• **Assignment**
According to the summary of the smoking and breast cancer survival study, how many women did the study include, and when were they diagnosed?

A prospective study first presented at the American Association for Cancer Research's 9th Annual International Conference on Frontiers in Cancer Prevention Research has reported that smoking increases risk of breast cancer-specific death, as well as death from other causes, among breast cancer survivors.
Cigarette smoke has been shown to increase the ability of cancer cells to metastasize but its influence on breast cancer outcome remains poorly understood. The study included 2,265 women diagnosed with breast cancer from 1997 to 2000 and followed for approximately nine years. The authors examined whether smoking was associated with death from breast cancer and non-breast cancer-related causes, while taking into account age, education, body mass index (BMI), tumor characteristics and treatment. A total of 164 women died from breast cancer and 120 died from other causes during the follow-up period.
Women who were current or past smokers were found to have a 39% higher rate of dying from breast cancer and a two-fold higher rate of dying from other causes than women who had never smoked. When the data was analyzed according to subgroups, the negative effect of smoking on breast cancer survival was found to be highest among women who were normal weight or underweight (BMI < 25kg/m2) (83% higher rate of breast cancer-specific death than non-smokers), whose tumors were not HER2 positive 61% higher), or who were postmenopausal (47% higher). The authors conclude that smoking was associated with important increases in risk of death from breast cancer and other causes independently of clinical, sociodemographic and other lifestyle-related factors among the women in the study.

• **Stored data entries**
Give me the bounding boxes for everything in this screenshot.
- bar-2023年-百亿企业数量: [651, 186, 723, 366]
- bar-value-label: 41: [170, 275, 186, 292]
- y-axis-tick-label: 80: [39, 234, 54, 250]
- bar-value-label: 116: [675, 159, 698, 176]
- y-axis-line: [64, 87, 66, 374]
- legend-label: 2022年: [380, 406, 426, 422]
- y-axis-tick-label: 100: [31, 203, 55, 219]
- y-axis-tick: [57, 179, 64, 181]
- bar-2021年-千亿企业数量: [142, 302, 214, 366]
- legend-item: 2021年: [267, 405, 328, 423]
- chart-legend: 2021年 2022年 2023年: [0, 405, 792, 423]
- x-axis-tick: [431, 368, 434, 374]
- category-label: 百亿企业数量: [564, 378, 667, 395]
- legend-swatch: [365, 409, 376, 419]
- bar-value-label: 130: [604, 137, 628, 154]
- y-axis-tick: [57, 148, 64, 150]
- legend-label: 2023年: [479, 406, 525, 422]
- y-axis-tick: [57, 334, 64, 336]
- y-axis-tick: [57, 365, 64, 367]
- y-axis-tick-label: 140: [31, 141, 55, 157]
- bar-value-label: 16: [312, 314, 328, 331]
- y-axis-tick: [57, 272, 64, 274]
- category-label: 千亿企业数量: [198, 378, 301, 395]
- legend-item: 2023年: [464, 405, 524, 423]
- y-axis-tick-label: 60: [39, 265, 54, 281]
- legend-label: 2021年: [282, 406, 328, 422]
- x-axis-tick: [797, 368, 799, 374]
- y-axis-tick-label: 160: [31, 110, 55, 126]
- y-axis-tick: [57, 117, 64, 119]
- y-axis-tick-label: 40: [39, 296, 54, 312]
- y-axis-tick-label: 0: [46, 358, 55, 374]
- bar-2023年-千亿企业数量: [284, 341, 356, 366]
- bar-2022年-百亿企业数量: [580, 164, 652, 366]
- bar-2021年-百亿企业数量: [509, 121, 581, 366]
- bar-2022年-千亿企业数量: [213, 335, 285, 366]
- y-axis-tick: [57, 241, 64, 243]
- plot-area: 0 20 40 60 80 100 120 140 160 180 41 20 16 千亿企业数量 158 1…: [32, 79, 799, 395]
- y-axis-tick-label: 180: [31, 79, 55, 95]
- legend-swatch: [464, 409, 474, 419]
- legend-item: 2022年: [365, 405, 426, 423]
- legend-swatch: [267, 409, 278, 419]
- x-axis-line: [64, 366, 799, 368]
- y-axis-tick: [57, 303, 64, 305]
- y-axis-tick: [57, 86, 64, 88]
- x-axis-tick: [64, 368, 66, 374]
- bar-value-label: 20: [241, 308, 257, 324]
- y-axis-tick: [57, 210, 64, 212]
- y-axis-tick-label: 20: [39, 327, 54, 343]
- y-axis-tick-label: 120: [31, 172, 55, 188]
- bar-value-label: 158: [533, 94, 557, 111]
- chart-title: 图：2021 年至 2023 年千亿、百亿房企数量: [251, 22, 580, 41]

• **Problem solution**
It included 2,265 women diagnosed with breast cancer from 1997 to 2000.